*Records for processing*
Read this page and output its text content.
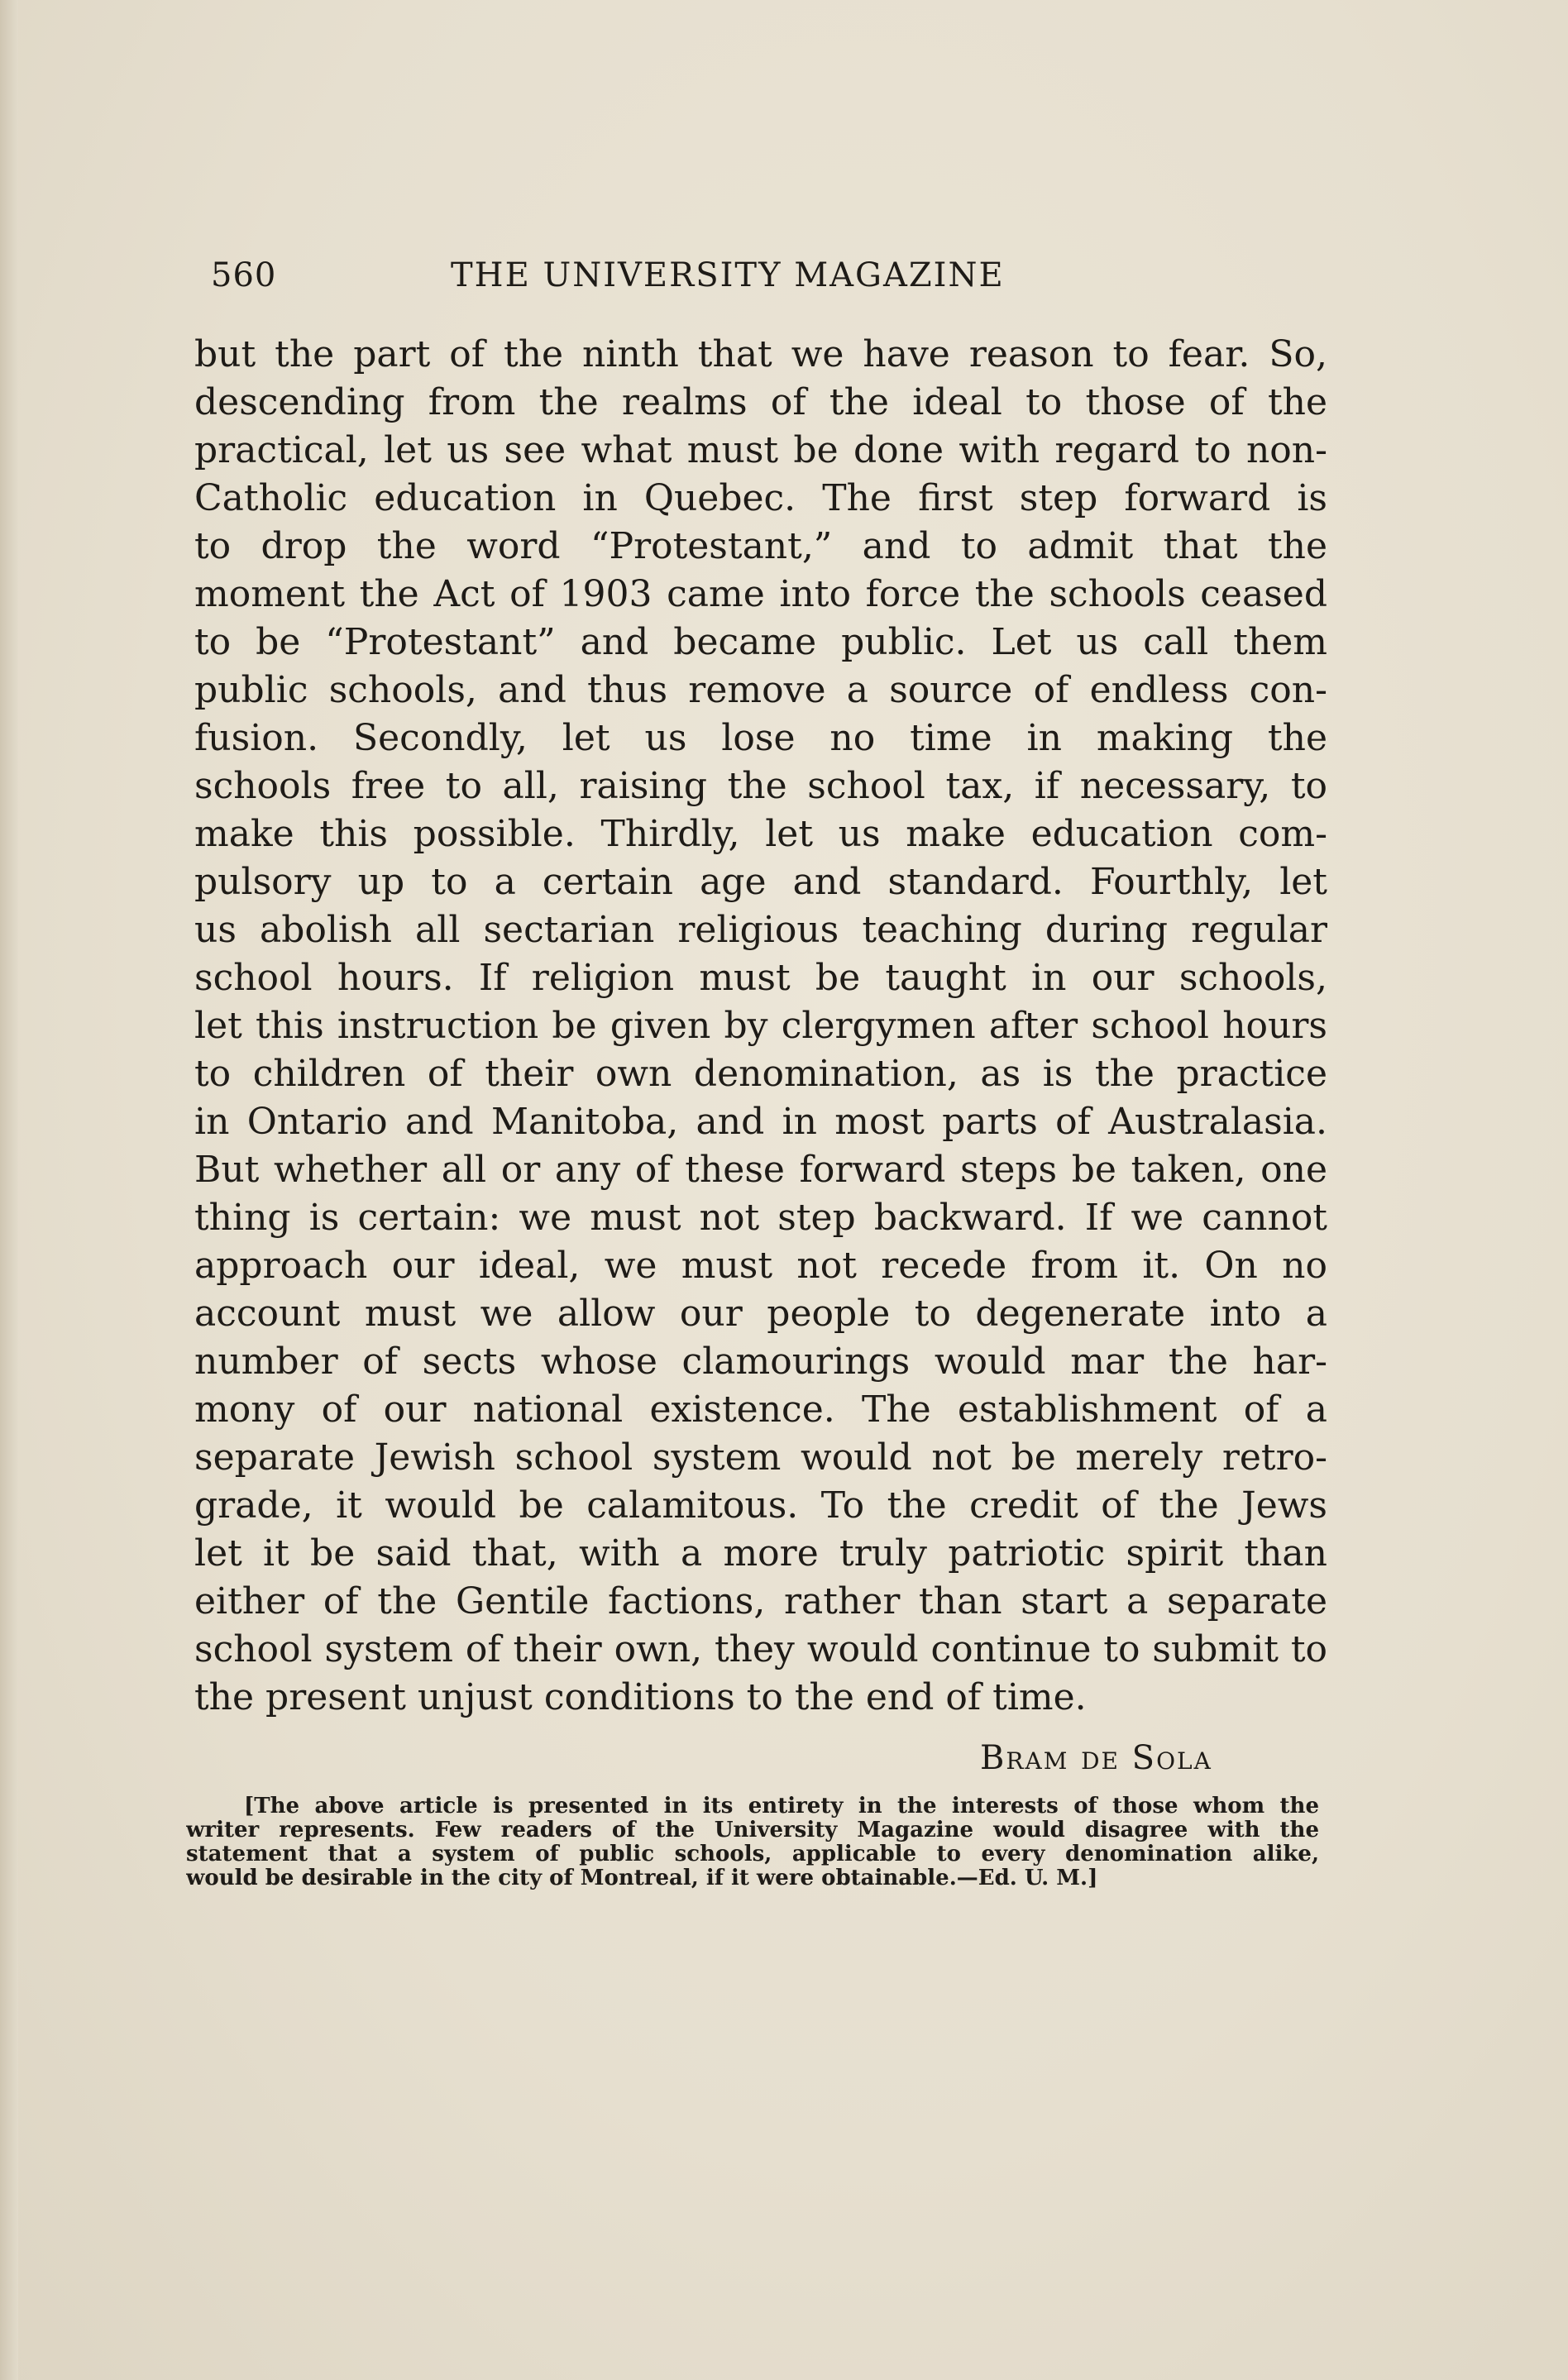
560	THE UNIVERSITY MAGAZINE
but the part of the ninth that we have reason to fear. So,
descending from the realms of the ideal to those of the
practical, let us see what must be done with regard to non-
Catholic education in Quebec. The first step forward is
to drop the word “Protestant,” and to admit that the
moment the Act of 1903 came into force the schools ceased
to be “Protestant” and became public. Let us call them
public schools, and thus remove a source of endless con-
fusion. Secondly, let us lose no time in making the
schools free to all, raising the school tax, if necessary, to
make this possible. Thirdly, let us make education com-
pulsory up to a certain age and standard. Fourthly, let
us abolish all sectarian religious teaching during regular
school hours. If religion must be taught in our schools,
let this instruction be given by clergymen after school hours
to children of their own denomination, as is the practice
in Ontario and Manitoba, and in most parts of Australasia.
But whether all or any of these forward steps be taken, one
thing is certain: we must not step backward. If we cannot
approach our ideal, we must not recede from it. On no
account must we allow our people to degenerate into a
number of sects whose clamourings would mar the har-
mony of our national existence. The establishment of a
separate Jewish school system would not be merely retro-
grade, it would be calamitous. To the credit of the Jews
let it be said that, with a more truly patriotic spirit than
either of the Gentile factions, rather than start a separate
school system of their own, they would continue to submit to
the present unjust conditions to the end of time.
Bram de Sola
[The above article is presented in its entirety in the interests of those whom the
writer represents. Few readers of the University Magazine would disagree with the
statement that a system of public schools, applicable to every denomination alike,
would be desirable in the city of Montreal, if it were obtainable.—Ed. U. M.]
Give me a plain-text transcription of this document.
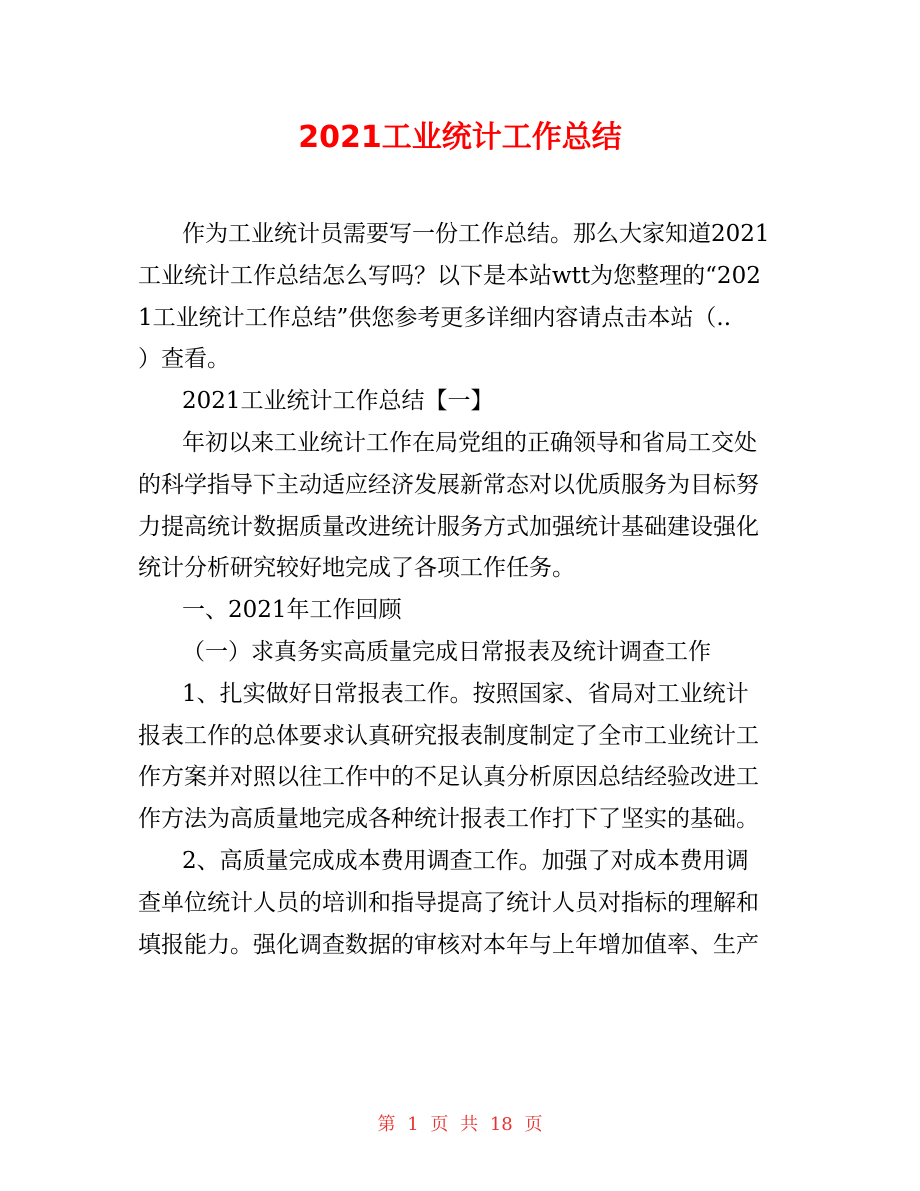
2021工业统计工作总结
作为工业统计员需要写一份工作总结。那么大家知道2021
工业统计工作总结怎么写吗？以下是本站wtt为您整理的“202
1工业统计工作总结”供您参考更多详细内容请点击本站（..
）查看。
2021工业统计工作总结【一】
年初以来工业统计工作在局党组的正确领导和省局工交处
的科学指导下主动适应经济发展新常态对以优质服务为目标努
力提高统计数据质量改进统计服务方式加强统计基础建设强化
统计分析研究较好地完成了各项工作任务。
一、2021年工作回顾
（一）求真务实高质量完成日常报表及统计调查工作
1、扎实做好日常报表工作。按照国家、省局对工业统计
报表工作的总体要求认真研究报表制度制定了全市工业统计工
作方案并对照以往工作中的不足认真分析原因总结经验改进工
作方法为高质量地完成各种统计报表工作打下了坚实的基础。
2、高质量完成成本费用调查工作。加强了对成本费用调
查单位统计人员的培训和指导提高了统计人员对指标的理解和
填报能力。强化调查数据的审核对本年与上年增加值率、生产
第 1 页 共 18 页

*What the exercise asks*
State how many lines of the listing above include the word "their". Give nothing but the number.

*Answer to this problem*
2